__PROBLEM REQUIREMENTS__
Read the listing and extract each line that includes the word "user".

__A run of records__
=-=-=
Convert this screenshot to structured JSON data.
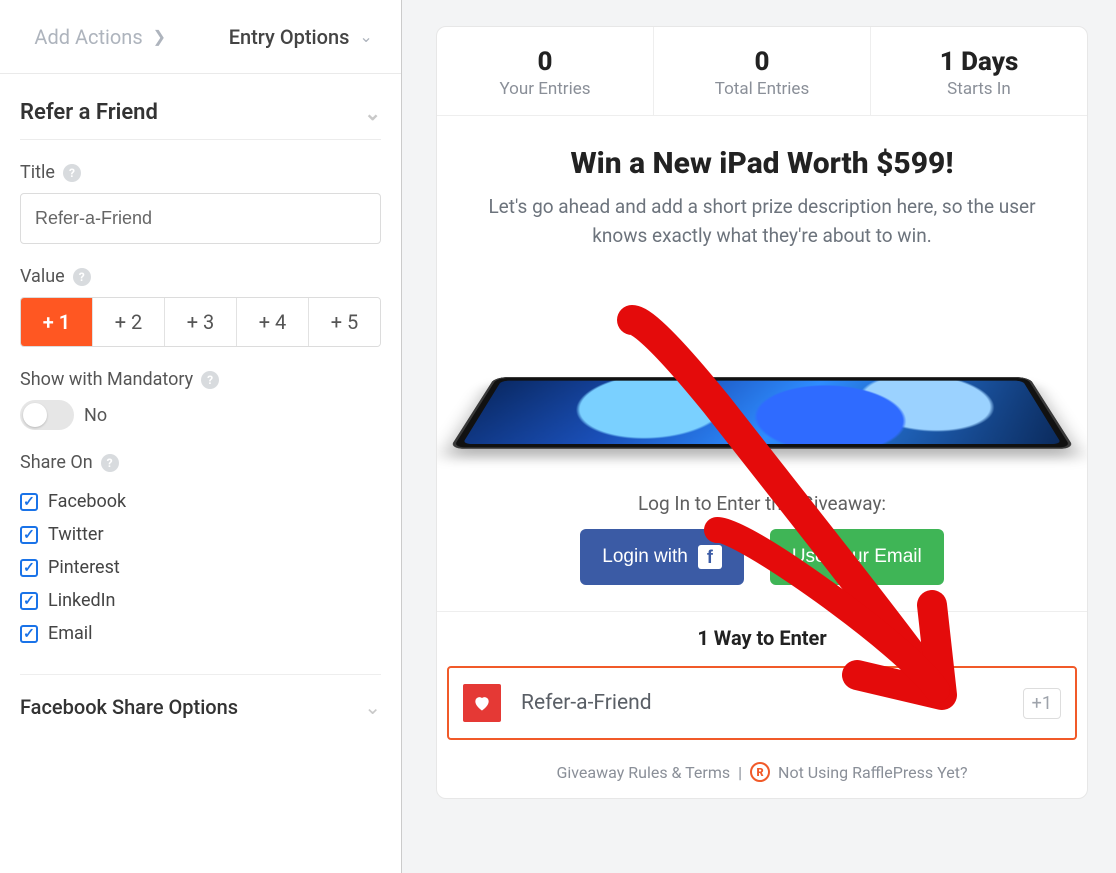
{
  "tabs": {
    "add_actions": "Add Actions",
    "entry_options": "Entry Options"
  },
  "section": {
    "refer_friend": "Refer a Friend",
    "facebook_share": "Facebook Share Options"
  },
  "fields": {
    "title_label": "Title",
    "title_value": "Refer-a-Friend",
    "value_label": "Value",
    "show_mandatory_label": "Show with Mandatory",
    "toggle_state": "No",
    "share_on_label": "Share On"
  },
  "values": {
    "v1": "+ 1",
    "v2": "+ 2",
    "v3": "+ 3",
    "v4": "+ 4",
    "v5": "+ 5"
  },
  "share": {
    "facebook": "Facebook",
    "twitter": "Twitter",
    "pinterest": "Pinterest",
    "linkedin": "LinkedIn",
    "email": "Email"
  },
  "preview": {
    "stats": {
      "your_entries_num": "0",
      "your_entries_lbl": "Your Entries",
      "total_entries_num": "0",
      "total_entries_lbl": "Total Entries",
      "starts_in_num": "1 Days",
      "starts_in_lbl": "Starts In"
    },
    "headline": "Win a New iPad Worth $599!",
    "subhead": "Let's go ahead and add a short prize description here, so the user knows exactly what they're about to win.",
    "login_prompt": "Log In to Enter this Giveaway:",
    "login_with": "Login with",
    "use_email": "Use Your Email",
    "ways_header": "1 Way to Enter",
    "entry_title": "Refer-a-Friend",
    "entry_badge": "+1",
    "footer_rules": "Giveaway Rules & Terms",
    "footer_sep": "|",
    "footer_cta": "Not Using RafflePress Yet?"
  }
}
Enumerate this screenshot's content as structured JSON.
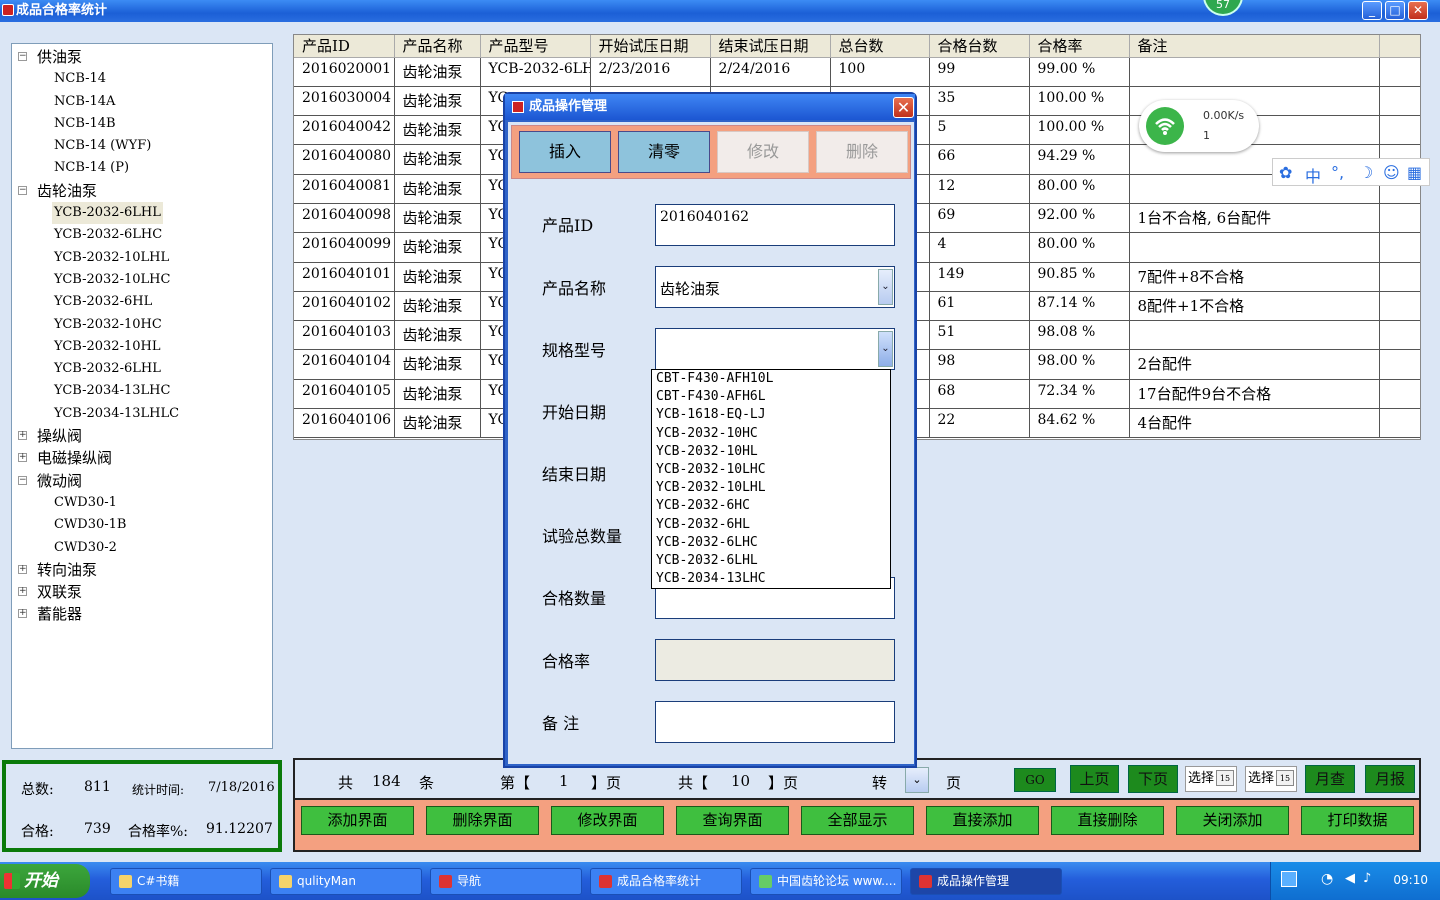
{
  "window": {
    "title": "成品合格率统计",
    "badge": "57",
    "min": "_",
    "max": "□",
    "close": "✕"
  },
  "tree": [
    {
      "label": "供油泵",
      "toggle": "−",
      "level": 0
    },
    {
      "label": "NCB-14",
      "level": 1
    },
    {
      "label": "NCB-14A",
      "level": 1
    },
    {
      "label": "NCB-14B",
      "level": 1
    },
    {
      "label": "NCB-14 (WYF)",
      "level": 1
    },
    {
      "label": "NCB-14 (P)",
      "level": 1
    },
    {
      "label": "齿轮油泵",
      "toggle": "−",
      "level": 0
    },
    {
      "label": "YCB-2032-6LHL",
      "level": 1,
      "selected": true
    },
    {
      "label": "YCB-2032-6LHC",
      "level": 1
    },
    {
      "label": "YCB-2032-10LHL",
      "level": 1
    },
    {
      "label": "YCB-2032-10LHC",
      "level": 1
    },
    {
      "label": "YCB-2032-6HL",
      "level": 1
    },
    {
      "label": "YCB-2032-10HC",
      "level": 1
    },
    {
      "label": "YCB-2032-10HL",
      "level": 1
    },
    {
      "label": "YCB-2032-6LHL",
      "level": 1
    },
    {
      "label": "YCB-2034-13LHC",
      "level": 1
    },
    {
      "label": "YCB-2034-13LHLC",
      "level": 1
    },
    {
      "label": "操纵阀",
      "toggle": "+",
      "level": 0
    },
    {
      "label": "电磁操纵阀",
      "toggle": "+",
      "level": 0
    },
    {
      "label": "微动阀",
      "toggle": "−",
      "level": 0
    },
    {
      "label": "CWD30-1",
      "level": 1
    },
    {
      "label": "CWD30-1B",
      "level": 1
    },
    {
      "label": "CWD30-2",
      "level": 1
    },
    {
      "label": "转向油泵",
      "toggle": "+",
      "level": 0
    },
    {
      "label": "双联泵",
      "toggle": "+",
      "level": 0
    },
    {
      "label": "蓄能器",
      "toggle": "+",
      "level": 0
    }
  ],
  "stats": {
    "total_label": "总数:",
    "total_value": "811",
    "time_label": "统计时间:",
    "time_value": "7/18/2016",
    "pass_label": "合格:",
    "pass_value": "739",
    "rate_label": "合格率%:",
    "rate_value": "91.12207"
  },
  "grid": {
    "columns": [
      "产品ID",
      "产品名称",
      "产品型号",
      "开始试压日期",
      "结束试压日期",
      "总台数",
      "合格台数",
      "合格率",
      "备注"
    ],
    "rows": [
      [
        "2016020001",
        "齿轮油泵",
        "YCB-2032-6LHL",
        "2/23/2016",
        "2/24/2016",
        "100",
        "99",
        "99.00 %",
        ""
      ],
      [
        "2016030004",
        "齿轮油泵",
        "YC",
        "",
        "",
        "",
        "35",
        "100.00 %",
        ""
      ],
      [
        "2016040042",
        "齿轮油泵",
        "YC",
        "",
        "",
        "",
        "5",
        "100.00 %",
        ""
      ],
      [
        "2016040080",
        "齿轮油泵",
        "YC",
        "",
        "",
        "",
        "66",
        "94.29 %",
        ""
      ],
      [
        "2016040081",
        "齿轮油泵",
        "YC",
        "",
        "",
        "",
        "12",
        "80.00 %",
        ""
      ],
      [
        "2016040098",
        "齿轮油泵",
        "YC",
        "",
        "",
        "",
        "69",
        "92.00 %",
        "1台不合格, 6台配件"
      ],
      [
        "2016040099",
        "齿轮油泵",
        "YC",
        "",
        "",
        "",
        "4",
        "80.00 %",
        ""
      ],
      [
        "2016040101",
        "齿轮油泵",
        "YC",
        "",
        "",
        "",
        "149",
        "90.85 %",
        "7配件+8不合格"
      ],
      [
        "2016040102",
        "齿轮油泵",
        "YC",
        "",
        "",
        "",
        "61",
        "87.14 %",
        "8配件+1不合格"
      ],
      [
        "2016040103",
        "齿轮油泵",
        "YC",
        "",
        "",
        "",
        "51",
        "98.08 %",
        ""
      ],
      [
        "2016040104",
        "齿轮油泵",
        "YC",
        "",
        "",
        "",
        "98",
        "98.00 %",
        "2台配件"
      ],
      [
        "2016040105",
        "齿轮油泵",
        "YC",
        "",
        "",
        "",
        "68",
        "72.34 %",
        "17台配件9台不合格"
      ],
      [
        "2016040106",
        "齿轮油泵",
        "YC",
        "",
        "",
        "",
        "22",
        "84.62 %",
        "4台配件"
      ]
    ]
  },
  "pager": {
    "total_prefix": "共",
    "total_records": "184",
    "total_unit": "条",
    "page_prefix": "第【",
    "current_page": "1",
    "page_suffix": "】页",
    "pages_prefix": "共【",
    "total_pages": "10",
    "pages_suffix": "】页",
    "goto_label": "转",
    "goto_unit": "页",
    "go_btn": "GO",
    "prev_btn": "上页",
    "next_btn": "下页",
    "date1": "选择",
    "date2": "选择",
    "cal_num": "15",
    "month_query_btn": "月查",
    "month_report_btn": "月报"
  },
  "actions": [
    "添加界面",
    "删除界面",
    "修改界面",
    "查询界面",
    "全部显示",
    "直接添加",
    "直接删除",
    "关闭添加",
    "打印数据"
  ],
  "dialog": {
    "title": "成品操作管理",
    "close": "✕",
    "buttons": {
      "insert": "插入",
      "clear": "清零",
      "modify": "修改",
      "delete": "删除"
    },
    "fields": {
      "product_id_label": "产品ID",
      "product_id_value": "2016040162",
      "product_name_label": "产品名称",
      "product_name_value": "齿轮油泵",
      "spec_label": "规格型号",
      "spec_value": "",
      "start_label": "开始日期",
      "end_label": "结束日期",
      "total_label": "试验总数量",
      "pass_label": "合格数量",
      "rate_label": "合格率",
      "note_label": "备 注"
    },
    "dropdown_arrow": "⌄",
    "dropdown_options": [
      "CBT-F430-AFH10L",
      "CBT-F430-AFH6L",
      "YCB-1618-EQ-LJ",
      "YCB-2032-10HC",
      "YCB-2032-10HL",
      "YCB-2032-10LHC",
      "YCB-2032-10LHL",
      "YCB-2032-6HC",
      "YCB-2032-6HL",
      "YCB-2032-6LHC",
      "YCB-2032-6LHL",
      "YCB-2034-13LHC"
    ]
  },
  "wifi": {
    "speed": "0.00K/s",
    "count": "1"
  },
  "ime": {
    "chinese": "中",
    "punct": "°,",
    "moon": "☽",
    "user": "☺",
    "grid": "▦",
    "paw": "✿"
  },
  "taskbar": {
    "start": "开始",
    "tasks": [
      {
        "label": "C#书籍",
        "icon_color": "#f5d36b"
      },
      {
        "label": "qulityMan",
        "icon_color": "#f5d36b"
      },
      {
        "label": "导航",
        "icon_color": "#d33"
      },
      {
        "label": "成品合格率统计",
        "icon_color": "#d33"
      },
      {
        "label": "中国齿轮论坛 www....",
        "icon_color": "#6c6"
      },
      {
        "label": "成品操作管理",
        "icon_color": "#d33"
      }
    ],
    "clock": "09:10"
  },
  "colors": {
    "accent_green": "#1d8a1d",
    "action_bg": "#f4a080",
    "panel_bg": "#dbe6f5",
    "title_blue": "#2560d8"
  }
}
=-=-=
__SOLUTION TO THE EXERCISE__
    "subhead": "Let's go ahead and add a short prize description here, so the user knows exactly what they're about to win.",
    "user": "☺",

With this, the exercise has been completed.